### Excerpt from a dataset
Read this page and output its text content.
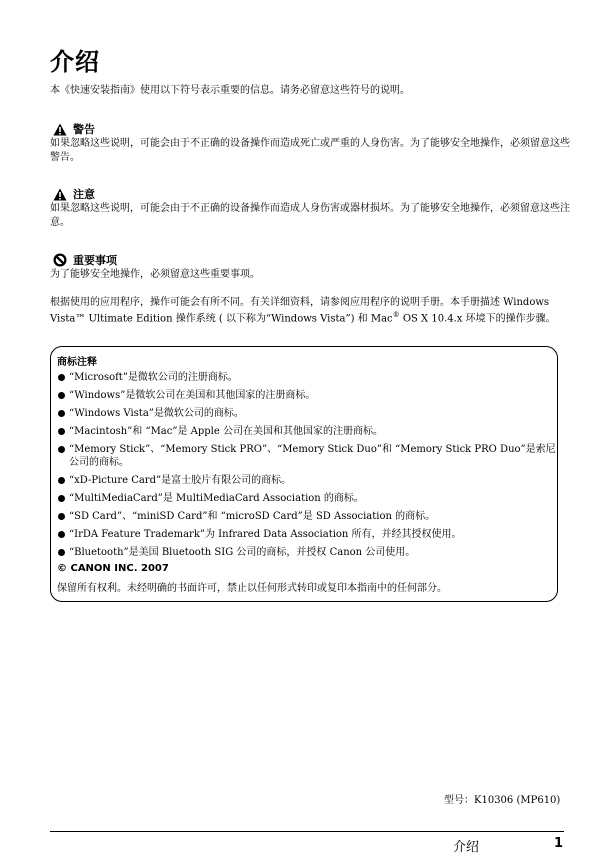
介绍
本《快速安装指南》使用以下符号表示重要的信息。请务必留意这些符号的说明。
警告
如果忽略这些说明，可能会由于不正确的设备操作而造成死亡或严重的人身伤害。为了能够安全地操作，必须留意这些警告。
注意
如果忽略这些说明，可能会由于不正确的设备操作而造成人身伤害或器材损坏。为了能够安全地操作，必须留意这些注意。
重要事项
为了能够安全地操作，必须留意这些重要事项。
根据使用的应用程序，操作可能会有所不同。有关详细资料，请参阅应用程序的说明手册。本手册描述 Windows Vista™ Ultimate Edition 操作系统 ( 以下称为“Windows Vista”) 和 Mac® OS X 10.4.x 环境下的操作步骤。
商标注释
“Microsoft”是微软公司的注册商标。
“Windows”是微软公司在美国和其他国家的注册商标。
“Windows Vista”是微软公司的商标。
“Macintosh”和 “Mac”是 Apple 公司在美国和其他国家的注册商标。
“Memory Stick”、“Memory Stick PRO”、“Memory Stick Duo”和 “Memory Stick PRO Duo”是索尼公司的商标。
“xD-Picture Card”是富士胶片有限公司的商标。
“MultiMediaCard”是 MultiMediaCard Association 的商标。
“SD Card”、“miniSD Card”和 “microSD Card”是 SD Association 的商标。
“IrDA Feature Trademark”为 Infrared Data Association 所有，并经其授权使用。
“Bluetooth”是美国 Bluetooth SIG 公司的商标，并授权 Canon 公司使用。
© CANON INC. 2007
保留所有权利。未经明确的书面许可，禁止以任何形式转印或复印本指南中的任何部分。
型号：K10306 (MP610)
介绍	1
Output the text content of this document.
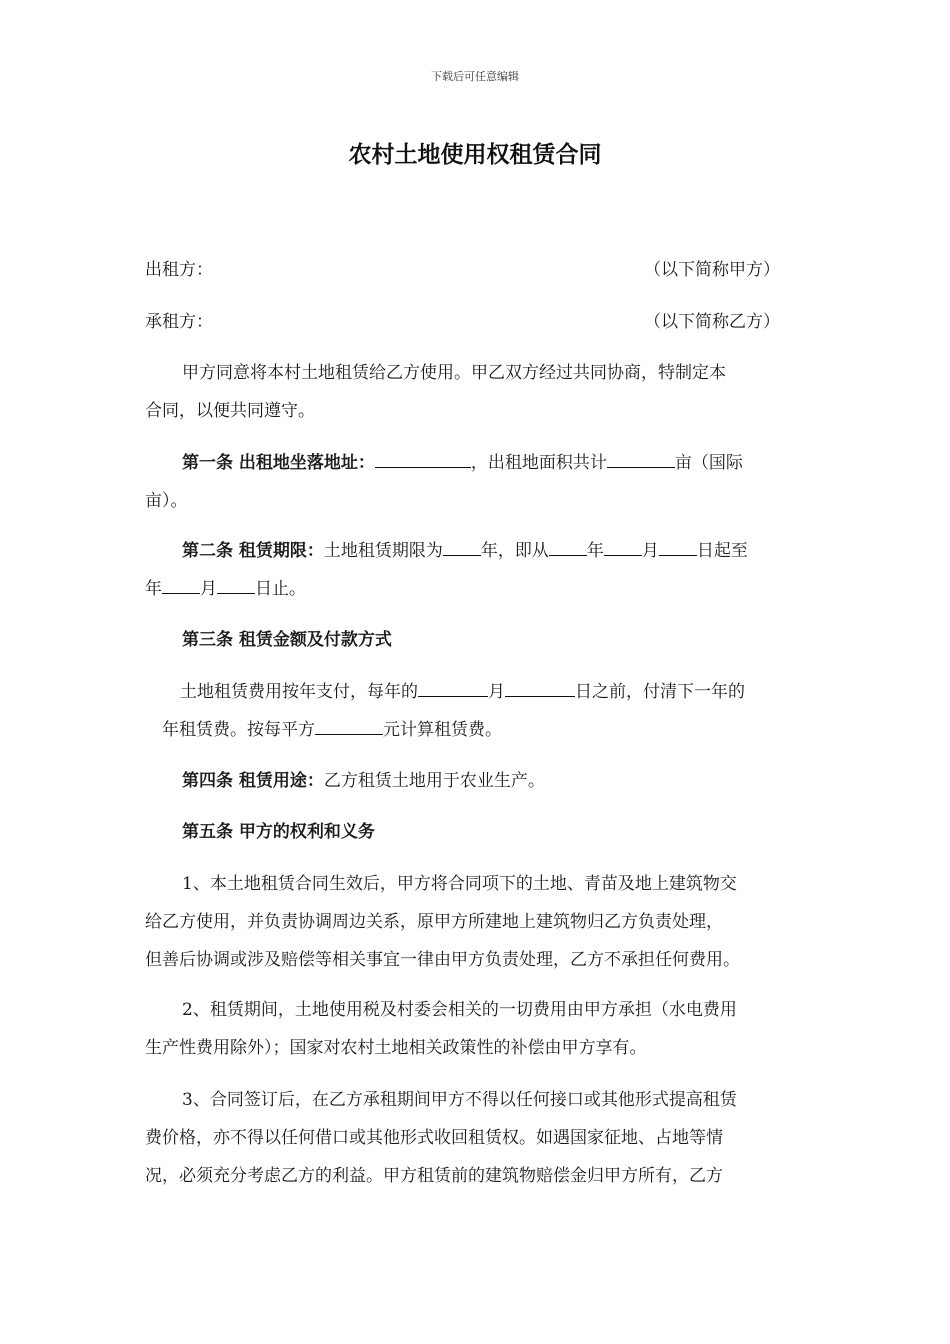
下载后可任意编辑
农村土地使用权租赁合同
出租方：	（以下简称甲方）
承租方：	（以下简称乙方）

甲方同意将本村土地租赁给乙方使用。甲乙双方经过共同协商，特制定本

合同，以便共同遵守。

第一条 出租地坐落地址：	，出租地面积共计	亩（国际

亩）。

第二条 租赁期限：土地租赁期限为 年，即从 年 月 日起至

年 月 日止。

第三条 租赁金额及付款方式

土地租赁费用按年支付，每年的	月	日之前，付清下一年的

年租赁费。按每平方	元计算租赁费。

第四条 租赁用途：乙方租赁土地用于农业生产。

第五条 甲方的权利和义务

1、本土地租赁合同生效后，甲方将合同项下的土地、青苗及地上建筑物交

给乙方使用，并负责协调周边关系，原甲方所建地上建筑物归乙方负责处理，

但善后协调或涉及赔偿等相关事宜一律由甲方负责处理，乙方不承担任何费用。

2、租赁期间，土地使用税及村委会相关的一切费用由甲方承担（水电费用

生产性费用除外）；国家对农村土地相关政策性的补偿由甲方享有。

3、合同签订后，在乙方承租期间甲方不得以任何接口或其他形式提高租赁

费价格，亦不得以任何借口或其他形式收回租赁权。如遇国家征地、占地等情

况，必须充分考虑乙方的利益。甲方租赁前的建筑物赔偿金归甲方所有，乙方
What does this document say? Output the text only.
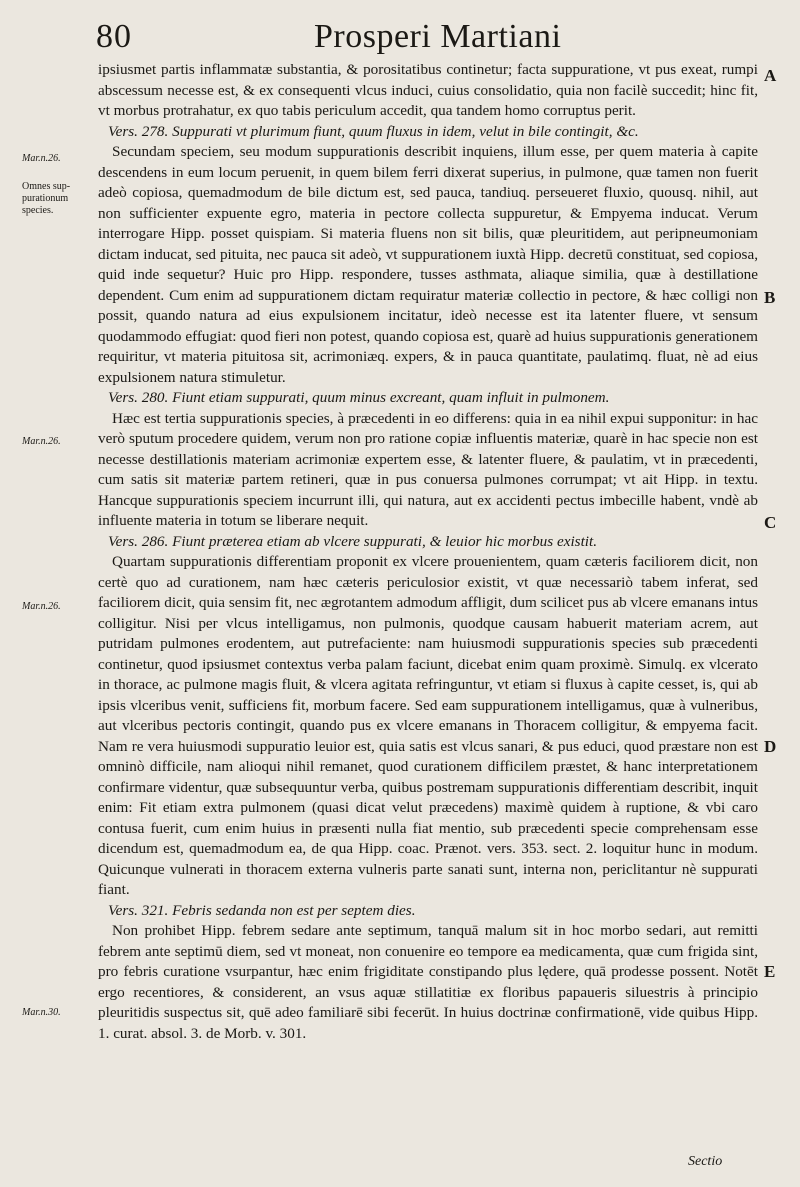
80	Prosperi Martiani
Mar.n.26.
Omnes sup-purationum species.
Mar.n.26.
Mar.n.26.
Mar.n.30.
A
B
C
D
E

ipsiusmet partis inflammatæ substantia, & porositatibus continetur; facta suppuratione, vt pus exeat, rumpi abscessum necesse est, & ex consequenti vlcus induci, cuius consolidatio, quia non facilè succedit; hinc fit, vt morbus protrahatur, ex quo tabis periculum accedit, qua tandem homo corruptus perit.

Vers. 278. Suppurati vt plurimum fiunt, quum fluxus in idem, velut in bile contingit, &c.

Secundam speciem, seu modum suppurationis describit inquiens, illum esse, per quem materia à capite descendens in eum locum peruenit, in quem bilem ferri dixerat superius, in pulmone, quæ tamen non fuerit adeò copiosa, quemadmodum de bile dictum est, sed pauca, tandiuq. perseueret fluxio, quousq. nihil, aut non sufficienter expuente egro, materia in pectore collecta suppuretur, & Empyema inducat. Verum interrogare Hipp. posset quispiam. Si materia fluens non sit bilis, quæ pleuritidem, aut peripneumoniam dictam inducat, sed pituita, nec pauca sit adeò, vt suppurationem iuxtà Hipp. decretū constituat, sed copiosa, quid inde sequetur? Huic pro Hipp. respondere, tusses asthmata, aliaque similia, quæ à destillatione dependent. Cum enim ad suppurationem dictam requiratur materiæ collectio in pectore, & hæc colligi non possit, quando natura ad eius expulsionem incitatur, ideò necesse est ita latenter fluere, vt sensum quodammodo effugiat: quod fieri non potest, quando copiosa est, quarè ad huius suppurationis generationem requiritur, vt materia pituitosa sit, acrimoniæq. expers, & in pauca quantitate, paulatimq. fluat, nè ad eius expulsionem natura stimuletur.

Vers. 280. Fiunt etiam suppurati, quum minus excreant, quam influit in pulmonem.

Hæc est tertia suppurationis species, à præcedenti in eo differens: quia in ea nihil expui supponitur: in hac verò sputum procedere quidem, verum non pro ratione copiæ influentis materiæ, quarè in hac specie non est necesse destillationis materiam acrimoniæ expertem esse, & latenter fluere, & paulatim, vt in præcedenti, cum satis sit materiæ partem retineri, quæ in pus conuersa pulmones corrumpat; vt ait Hipp. in textu. Hancque suppurationis speciem incurrunt illi, qui natura, aut ex accidenti pectus imbecille habent, vndè ab influente materia in totum se liberare nequit.

Vers. 286. Fiunt præterea etiam ab vlcere suppurati, & leuior hic morbus existit.

Quartam suppurationis differentiam proponit ex vlcere prouenientem, quam cæteris faciliorem dicit, non certè quo ad curationem, nam hæc cæteris periculosior existit, vt quæ necessariò tabem inferat, sed faciliorem dicit, quia sensim fit, nec ægrotantem admodum affligit, dum scilicet pus ab vlcere emanans intus colligitur. Nisi per vlcus intelligamus, non pulmonis, quodque causam habuerit materiam acrem, aut putridam pulmones erodentem, aut putrefaciente: nam huiusmodi suppurationis species sub præcedenti continetur, quod ipsiusmet contextus verba palam faciunt, dicebat enim quam proximè. Simulq. ex vlcerato in thorace, ac pulmone magis fluit, & vlcera agitata refringuntur, vt etiam si fluxus à capite cesset, is, qui ab ipsis vlceribus venit, sufficiens fit, morbum facere. Sed eam suppurationem intelligamus, quæ à vulneribus, aut vlceribus pectoris contingit, quando pus ex vlcere emanans in Thoracem colligitur, & empyema facit. Nam re vera huiusmodi suppuratio leuior est, quia satis est vlcus sanari, & pus educi, quod præstare non est omninò difficile, nam alioqui nihil remanet, quod curationem difficilem præstet, & hanc interpretationem confirmare videntur, quæ subsequuntur verba, quibus postremam suppurationis differentiam describit, inquit enim: Fit etiam extra pulmonem (quasi dicat velut præcedens) maximè quidem à ruptione, & vbi caro contusa fuerit, cum enim huius in præsenti nulla fiat mentio, sub præcedenti specie comprehensam esse dicendum est, quemadmodum ea, de qua Hipp. coac. Prænot. vers. 353. sect. 2. loquitur hunc in modum. Quicunque vulnerati in thoracem externa vulneris parte sanati sunt, interna non, periclitantur nè suppurati fiant.

Vers. 321. Febris sedanda non est per septem dies.

Non prohibet Hipp. febrem sedare ante septimum, tanquā malum sit in hoc morbo sedari, aut remitti febrem ante septimū diem, sed vt moneat, non conuenire eo tempore ea medicamenta, quæ cum frigida sint, pro febris curatione vsurpantur, hæc enim frigiditate constipando plus lędere, quā prodesse possent. Notēt ergo recentiores, & considerent, an vsus aquæ stillatitiæ ex floribus papaueris siluestris à principio pleuritidis suspectus sit, quē adeo familiarē sibi fecerūt. In huius doctrinæ confirmationē, vide quibus Hipp. 1. curat. absol. 3. de Morb. v. 301.

Sectio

### Written problem
Scan the lines for the string "this". Pick out every line that has it.

### Right answer
Read this page and output its text content.
Output the text content of this document.
What does this document say? Output the text only.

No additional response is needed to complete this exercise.